## [MATERIAL]

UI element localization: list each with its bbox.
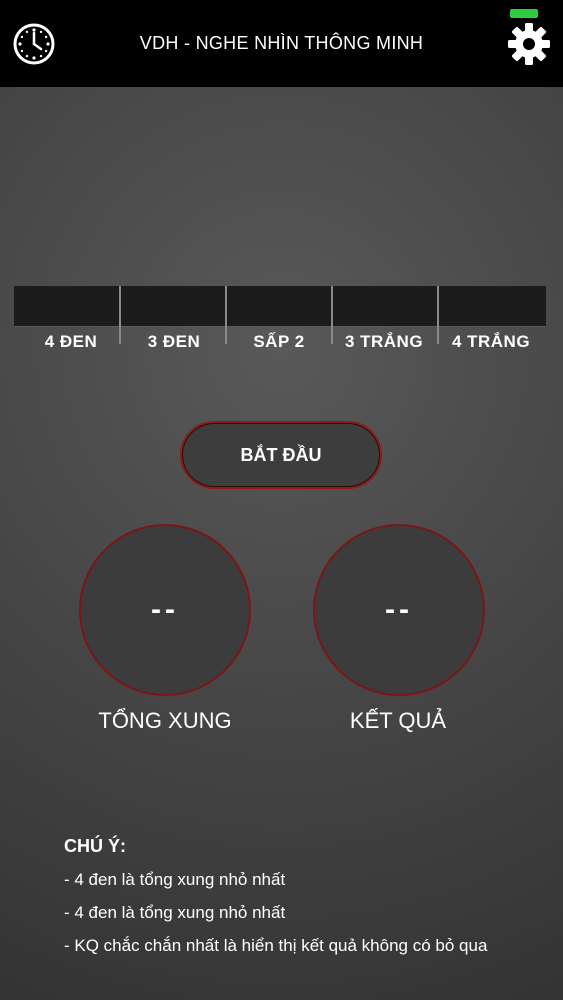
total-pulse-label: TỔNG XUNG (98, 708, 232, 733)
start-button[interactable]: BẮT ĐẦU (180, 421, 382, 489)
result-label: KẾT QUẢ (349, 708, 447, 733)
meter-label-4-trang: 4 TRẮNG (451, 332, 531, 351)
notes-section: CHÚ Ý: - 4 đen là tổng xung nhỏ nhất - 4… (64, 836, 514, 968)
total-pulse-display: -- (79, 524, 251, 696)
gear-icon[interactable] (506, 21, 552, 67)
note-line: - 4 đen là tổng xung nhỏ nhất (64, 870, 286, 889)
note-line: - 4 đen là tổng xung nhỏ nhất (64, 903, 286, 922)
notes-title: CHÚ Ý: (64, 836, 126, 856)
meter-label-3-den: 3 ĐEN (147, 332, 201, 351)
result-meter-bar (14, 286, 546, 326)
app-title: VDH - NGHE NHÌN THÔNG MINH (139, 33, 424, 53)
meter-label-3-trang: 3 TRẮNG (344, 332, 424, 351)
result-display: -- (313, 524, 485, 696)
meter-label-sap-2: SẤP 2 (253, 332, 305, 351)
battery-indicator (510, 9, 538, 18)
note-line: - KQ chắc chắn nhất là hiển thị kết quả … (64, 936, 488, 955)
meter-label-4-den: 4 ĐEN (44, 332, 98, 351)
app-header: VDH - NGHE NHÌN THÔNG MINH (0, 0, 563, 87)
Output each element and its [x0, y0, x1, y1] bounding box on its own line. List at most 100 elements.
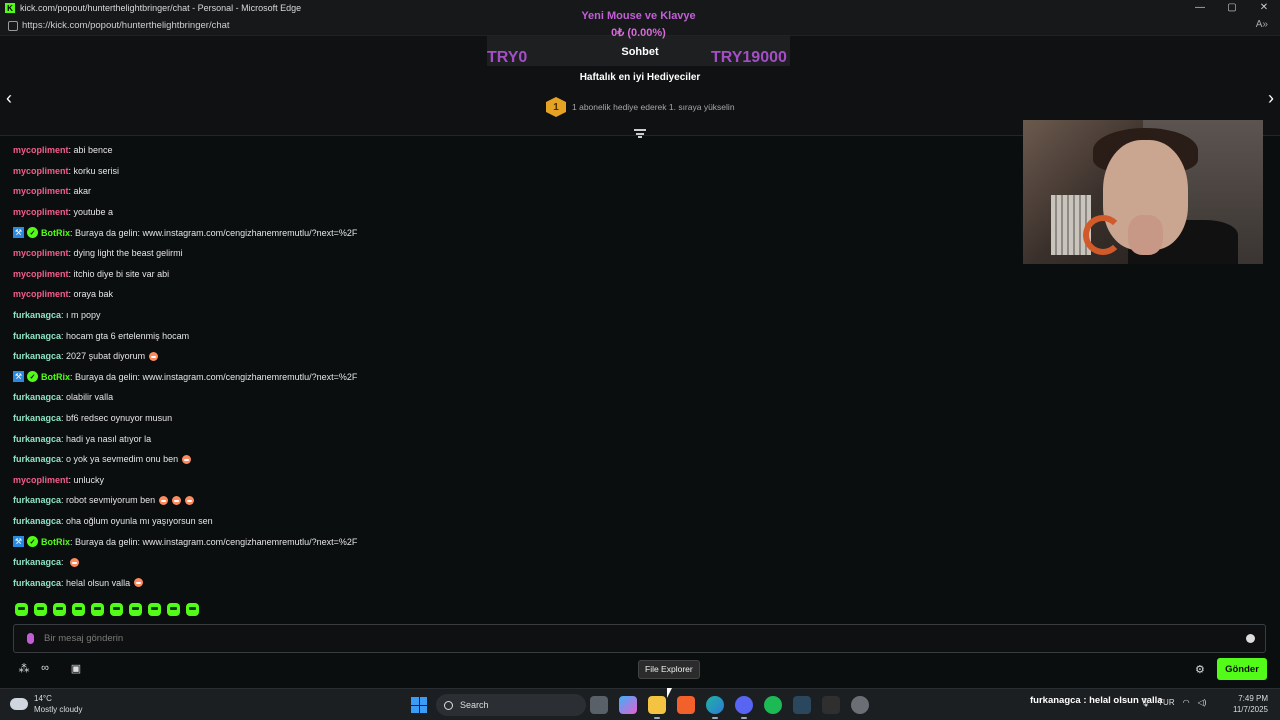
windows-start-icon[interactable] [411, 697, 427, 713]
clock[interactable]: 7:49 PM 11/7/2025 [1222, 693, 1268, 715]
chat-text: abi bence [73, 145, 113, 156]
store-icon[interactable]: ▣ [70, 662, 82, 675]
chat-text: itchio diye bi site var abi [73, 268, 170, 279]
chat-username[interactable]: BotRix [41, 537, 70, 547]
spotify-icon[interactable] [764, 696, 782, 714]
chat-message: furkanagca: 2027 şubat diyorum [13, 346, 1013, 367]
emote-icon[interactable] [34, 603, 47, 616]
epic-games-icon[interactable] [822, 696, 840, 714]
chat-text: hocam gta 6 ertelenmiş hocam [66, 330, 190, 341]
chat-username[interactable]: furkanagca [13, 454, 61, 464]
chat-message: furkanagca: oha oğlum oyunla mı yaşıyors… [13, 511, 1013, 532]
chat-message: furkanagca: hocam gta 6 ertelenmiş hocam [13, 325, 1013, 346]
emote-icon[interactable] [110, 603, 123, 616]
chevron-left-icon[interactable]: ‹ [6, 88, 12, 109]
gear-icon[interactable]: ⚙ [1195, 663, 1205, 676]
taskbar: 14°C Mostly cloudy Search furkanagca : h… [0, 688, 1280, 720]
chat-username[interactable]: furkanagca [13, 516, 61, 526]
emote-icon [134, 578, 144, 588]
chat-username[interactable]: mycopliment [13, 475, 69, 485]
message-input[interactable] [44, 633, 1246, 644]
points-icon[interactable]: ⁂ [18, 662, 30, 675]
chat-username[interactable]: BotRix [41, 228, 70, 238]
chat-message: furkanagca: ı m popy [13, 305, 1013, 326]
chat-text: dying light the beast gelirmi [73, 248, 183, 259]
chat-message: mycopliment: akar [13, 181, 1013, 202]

## [SHORT TASK]
Copy every line above exactly as it appears, leaving out the pictures.

## [EXPECTED OUTPUT]
UI element localization: list each with its bbox.
total-pulse-label: TỔNG XUNG (98, 708, 232, 733)
start-button[interactable]: BẮT ĐẦU (180, 421, 382, 489)
result-label: KẾT QUẢ (349, 708, 447, 733)
meter-label-4-trang: 4 TRẮNG (451, 332, 531, 351)
notes-section: CHÚ Ý: - 4 đen là tổng xung nhỏ nhất - 4… (64, 836, 514, 968)
total-pulse-display: -- (79, 524, 251, 696)
gear-icon[interactable] (506, 21, 552, 67)
note-line: - 4 đen là tổng xung nhỏ nhất (64, 870, 286, 889)
note-line: - 4 đen là tổng xung nhỏ nhất (64, 903, 286, 922)
notes-title: CHÚ Ý: (64, 836, 126, 856)
meter-label-3-den: 3 ĐEN (147, 332, 201, 351)
result-meter-bar (14, 286, 546, 326)
app-title: VDH - NGHE NHÌN THÔNG MINH (139, 33, 424, 53)
meter-label-3-trang: 3 TRẮNG (344, 332, 424, 351)
result-display: -- (313, 524, 485, 696)
meter-label-sap-2: SẤP 2 (253, 332, 305, 351)
battery-indicator (510, 9, 538, 18)
note-line: - KQ chắc chắn nhất là hiển thị kết quả … (64, 936, 488, 955)
meter-label-4-den: 4 ĐEN (44, 332, 98, 351)
app-header: VDH - NGHE NHÌN THÔNG MINH (0, 0, 563, 87)
Output each element and its [x0, y0, x1, y1] bounding box on its own line. List at most 100 elements.
windows-start-icon[interactable] [411, 697, 427, 713]
clock[interactable]: 7:49 PM 11/7/2025 [1222, 693, 1268, 715]
chat-text: abi bence [73, 145, 113, 156]
store-icon[interactable]: ▣ [70, 662, 82, 675]
chat-text: itchio diye bi site var abi [73, 268, 170, 279]
chat-username[interactable]: BotRix [41, 537, 70, 547]
spotify-icon[interactable] [764, 696, 782, 714]
chat-message: furkanagca: 2027 şubat diyorum [13, 346, 1013, 367]
emote-icon[interactable] [34, 603, 47, 616]
epic-games-icon[interactable] [822, 696, 840, 714]
chat-text: hocam gta 6 ertelenmiş hocam [66, 330, 190, 341]
chat-username[interactable]: furkanagca [13, 454, 61, 464]
chat-message: furkanagca: oha oğlum oyunla mı yaşıyors… [13, 511, 1013, 532]
chat-message: furkanagca: hocam gta 6 ertelenmiş hocam [13, 325, 1013, 346]
emote-icon[interactable] [110, 603, 123, 616]
chevron-left-icon[interactable]: ‹ [6, 88, 12, 109]
gear-icon[interactable]: ⚙ [1195, 663, 1205, 676]
taskbar: 14°C Mostly cloudy Search furkanagca : h… [0, 688, 1280, 720]
chat-username[interactable]: furkanagca [13, 516, 61, 526]
emote-icon [134, 578, 144, 588]
chat-username[interactable]: mycopliment [13, 475, 69, 485]
message-input[interactable] [44, 633, 1246, 644]
points-icon[interactable]: ⁂ [18, 662, 30, 675]
chat-username[interactable]: BotRix [41, 228, 70, 238]
chat-message: furkanagca: ı m popy [13, 305, 1013, 326]
chat-text: dying light the beast gelirmi [73, 248, 183, 259]
chat-message: mycopliment: akar [13, 181, 1013, 202]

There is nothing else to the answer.